Task statement:
Your task is to give the data again, exactly, with every line intact.

• • • • • • •

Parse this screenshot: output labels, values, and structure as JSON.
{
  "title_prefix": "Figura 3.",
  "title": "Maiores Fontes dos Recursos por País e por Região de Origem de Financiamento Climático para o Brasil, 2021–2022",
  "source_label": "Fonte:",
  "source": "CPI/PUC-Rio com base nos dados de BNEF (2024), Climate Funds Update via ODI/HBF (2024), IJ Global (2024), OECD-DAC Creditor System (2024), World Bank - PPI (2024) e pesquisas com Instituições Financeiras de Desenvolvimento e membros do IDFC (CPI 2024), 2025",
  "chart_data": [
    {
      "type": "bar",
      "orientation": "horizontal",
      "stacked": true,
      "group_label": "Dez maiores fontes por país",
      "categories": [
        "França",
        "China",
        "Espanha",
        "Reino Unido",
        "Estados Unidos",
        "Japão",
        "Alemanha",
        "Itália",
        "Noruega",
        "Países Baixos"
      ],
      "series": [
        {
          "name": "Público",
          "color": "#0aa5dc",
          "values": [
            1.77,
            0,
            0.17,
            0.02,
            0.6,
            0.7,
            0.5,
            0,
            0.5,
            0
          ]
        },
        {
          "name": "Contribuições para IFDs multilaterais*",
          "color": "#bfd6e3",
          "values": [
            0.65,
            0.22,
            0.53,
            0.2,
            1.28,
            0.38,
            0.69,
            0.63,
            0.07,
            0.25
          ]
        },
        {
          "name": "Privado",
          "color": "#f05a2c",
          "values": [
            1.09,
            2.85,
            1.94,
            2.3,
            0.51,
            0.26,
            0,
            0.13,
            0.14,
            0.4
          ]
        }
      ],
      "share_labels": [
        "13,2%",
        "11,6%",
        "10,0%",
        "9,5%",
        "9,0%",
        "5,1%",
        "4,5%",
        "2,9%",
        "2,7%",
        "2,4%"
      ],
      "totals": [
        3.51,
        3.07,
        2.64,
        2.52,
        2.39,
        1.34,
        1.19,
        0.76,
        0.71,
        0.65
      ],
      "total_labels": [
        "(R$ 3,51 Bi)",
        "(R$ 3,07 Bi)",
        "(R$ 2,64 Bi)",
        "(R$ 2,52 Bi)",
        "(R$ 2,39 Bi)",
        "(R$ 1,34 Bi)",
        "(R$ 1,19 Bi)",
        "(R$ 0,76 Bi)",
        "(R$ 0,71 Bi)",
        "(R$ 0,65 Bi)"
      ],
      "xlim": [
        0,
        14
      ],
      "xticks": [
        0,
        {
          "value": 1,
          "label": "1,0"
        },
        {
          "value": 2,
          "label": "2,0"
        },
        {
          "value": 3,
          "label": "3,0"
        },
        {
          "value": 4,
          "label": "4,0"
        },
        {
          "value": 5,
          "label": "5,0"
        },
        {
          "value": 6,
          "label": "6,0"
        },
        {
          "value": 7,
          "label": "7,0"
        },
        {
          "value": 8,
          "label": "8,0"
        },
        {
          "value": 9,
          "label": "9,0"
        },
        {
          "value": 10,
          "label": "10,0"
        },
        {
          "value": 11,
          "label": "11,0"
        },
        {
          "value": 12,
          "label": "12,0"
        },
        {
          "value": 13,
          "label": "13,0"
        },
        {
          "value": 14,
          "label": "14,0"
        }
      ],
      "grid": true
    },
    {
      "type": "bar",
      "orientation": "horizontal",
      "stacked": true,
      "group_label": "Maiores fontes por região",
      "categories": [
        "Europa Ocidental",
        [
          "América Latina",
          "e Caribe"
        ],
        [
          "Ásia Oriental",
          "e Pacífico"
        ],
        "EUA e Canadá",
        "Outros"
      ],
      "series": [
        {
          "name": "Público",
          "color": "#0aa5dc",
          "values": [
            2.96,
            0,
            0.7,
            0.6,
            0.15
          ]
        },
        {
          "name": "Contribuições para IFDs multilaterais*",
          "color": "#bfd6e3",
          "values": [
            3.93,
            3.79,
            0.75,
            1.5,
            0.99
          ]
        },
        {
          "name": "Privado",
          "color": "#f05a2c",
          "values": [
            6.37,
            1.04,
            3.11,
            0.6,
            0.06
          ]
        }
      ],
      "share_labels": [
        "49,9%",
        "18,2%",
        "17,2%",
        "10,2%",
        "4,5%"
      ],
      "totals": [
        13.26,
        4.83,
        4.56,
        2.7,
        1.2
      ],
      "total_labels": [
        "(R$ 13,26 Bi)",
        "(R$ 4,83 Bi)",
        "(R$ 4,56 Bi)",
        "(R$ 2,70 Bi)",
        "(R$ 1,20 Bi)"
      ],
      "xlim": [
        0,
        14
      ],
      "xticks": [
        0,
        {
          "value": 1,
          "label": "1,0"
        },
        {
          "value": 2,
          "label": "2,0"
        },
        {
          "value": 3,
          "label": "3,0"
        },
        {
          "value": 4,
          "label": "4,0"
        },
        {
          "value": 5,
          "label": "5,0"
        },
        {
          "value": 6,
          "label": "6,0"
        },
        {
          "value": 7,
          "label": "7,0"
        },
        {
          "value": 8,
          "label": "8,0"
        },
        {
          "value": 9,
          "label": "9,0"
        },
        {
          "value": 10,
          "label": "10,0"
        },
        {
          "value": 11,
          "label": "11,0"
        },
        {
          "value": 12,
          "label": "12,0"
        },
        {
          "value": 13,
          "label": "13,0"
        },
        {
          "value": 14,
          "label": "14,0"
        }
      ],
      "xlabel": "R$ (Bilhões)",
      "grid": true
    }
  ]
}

• • • • • • •

Worked answer:
Parse this screenshot: output labels, values, and structure as JSON.
{
  "title_prefix": "Figura 3.",
  "title": "Maiores Fontes dos Recursos por País e por Região de Origem de Financiamento Climático para o Brasil, 2021–2022",
  "source_label": "Fonte:",
  "source": "CPI/PUC-Rio com base nos dados de BNEF (2024), Climate Funds Update via ODI/HBF (2024), IJ Global (2024), OECD-DAC Creditor System (2024), World Bank - PPI (2024) e pesquisas com Instituições Financeiras de Desenvolvimento e membros do IDFC (CPI 2024), 2025",
  "chart_data": [
    {
      "type": "bar",
      "orientation": "horizontal",
      "stacked": true,
      "group_label": "Dez maiores fontes por país",
      "categories": [
        "França",
        "China",
        "Espanha",
        "Reino Unido",
        "Estados Unidos",
        "Japão",
        "Alemanha",
        "Itália",
        "Noruega",
        "Países Baixos"
      ],
      "series": [
        {
          "name": "Público",
          "color": "#0aa5dc",
          "values": [
            1.77,
            0,
            0.17,
            0.02,
            0.6,
            0.7,
            0.5,
            0,
            0.5,
            0
          ]
        },
        {
          "name": "Contribuições para IFDs multilaterais*",
          "color": "#bfd6e3",
          "values": [
            0.65,
            0.22,
            0.53,
            0.2,
            1.28,
            0.38,
            0.69,
            0.63,
            0.07,
            0.25
          ]
        },
        {
          "name": "Privado",
          "color": "#f05a2c",
          "values": [
            1.09,
            2.85,
            1.94,
            2.3,
            0.51,
            0.26,
            0,
            0.13,
            0.14,
            0.4
          ]
        }
      ],
      "share_labels": [
        "13,2%",
        "11,6%",
        "10,0%",
        "9,5%",
        "9,0%",
        "5,1%",
        "4,5%",
        "2,9%",
        "2,7%",
        "2,4%"
      ],
      "totals": [
        3.51,
        3.07,
        2.64,
        2.52,
        2.39,
        1.34,
        1.19,
        0.76,
        0.71,
        0.65
      ],
      "total_labels": [
        "(R$ 3,51 Bi)",
        "(R$ 3,07 Bi)",
        "(R$ 2,64 Bi)",
        "(R$ 2,52 Bi)",
        "(R$ 2,39 Bi)",
        "(R$ 1,34 Bi)",
        "(R$ 1,19 Bi)",
        "(R$ 0,76 Bi)",
        "(R$ 0,71 Bi)",
        "(R$ 0,65 Bi)"
      ],
      "xlim": [
        0,
        14
      ],
      "xticks": [
        0,
        {
          "value": 1,
          "label": "1,0"
        },
        {
          "value": 2,
          "label": "2,0"
        },
        {
          "value": 3,
          "label": "3,0"
        },
        {
          "value": 4,
          "label": "4,0"
        },
        {
          "value": 5,
          "label": "5,0"
        },
        {
          "value": 6,
          "label": "6,0"
        },
        {
          "value": 7,
          "label": "7,0"
        },
        {
          "value": 8,
          "label": "8,0"
        },
        {
          "value": 9,
          "label": "9,0"
        },
        {
          "value": 10,
          "label": "10,0"
        },
        {
          "value": 11,
          "label": "11,0"
        },
        {
          "value": 12,
          "label": "12,0"
        },
        {
          "value": 13,
          "label": "13,0"
        },
        {
          "value": 14,
          "label": "14,0"
        }
      ],
      "grid": true
    },
    {
      "type": "bar",
      "orientation": "horizontal",
      "stacked": true,
      "group_label": "Maiores fontes por região",
      "categories": [
        "Europa Ocidental",
        [
          "América Latina",
          "e Caribe"
        ],
        [
          "Ásia Oriental",
          "e Pacífico"
        ],
        "EUA e Canadá",
        "Outros"
      ],
      "series": [
        {
          "name": "Público",
          "color": "#0aa5dc",
          "values": [
            2.96,
            0,
            0.7,
            0.6,
            0.15
          ]
        },
        {
          "name": "Contribuições para IFDs multilaterais*",
          "color": "#bfd6e3",
          "values": [
            3.93,
            3.79,
            0.75,
            1.5,
            0.99
          ]
        },
        {
          "name": "Privado",
          "color": "#f05a2c",
          "values": [
            6.37,
            1.04,
            3.11,
            0.6,
            0.06
          ]
        }
      ],
      "share_labels": [
        "49,9%",
        "18,2%",
        "17,2%",
        "10,2%",
        "4,5%"
      ],
      "totals": [
        13.26,
        4.83,
        4.56,
        2.7,
        1.2
      ],
      "total_labels": [
        "(R$ 13,26 Bi)",
        "(R$ 4,83 Bi)",
        "(R$ 4,56 Bi)",
        "(R$ 2,70 Bi)",
        "(R$ 1,20 Bi)"
      ],
      "xlim": [
        0,
        14
      ],
      "xticks": [
        0,
        {
          "value": 1,
          "label": "1,0"
        },
        {
          "value": 2,
          "label": "2,0"
        },
        {
          "value": 3,
          "label": "3,0"
        },
        {
          "value": 4,
          "label": "4,0"
        },
        {
          "value": 5,
          "label": "5,0"
        },
        {
          "value": 6,
          "label": "6,0"
        },
        {
          "value": 7,
          "label": "7,0"
        },
        {
          "value": 8,
          "label": "8,0"
        },
        {
          "value": 9,
          "label": "9,0"
        },
        {
          "value": 10,
          "label": "10,0"
        },
        {
          "value": 11,
          "label": "11,0"
        },
        {
          "value": 12,
          "label": "12,0"
        },
        {
          "value": 13,
          "label": "13,0"
        },
        {
          "value": 14,
          "label": "14,0"
        }
      ],
      "xlabel": "R$ (Bilhões)",
      "grid": true
    }
  ]
}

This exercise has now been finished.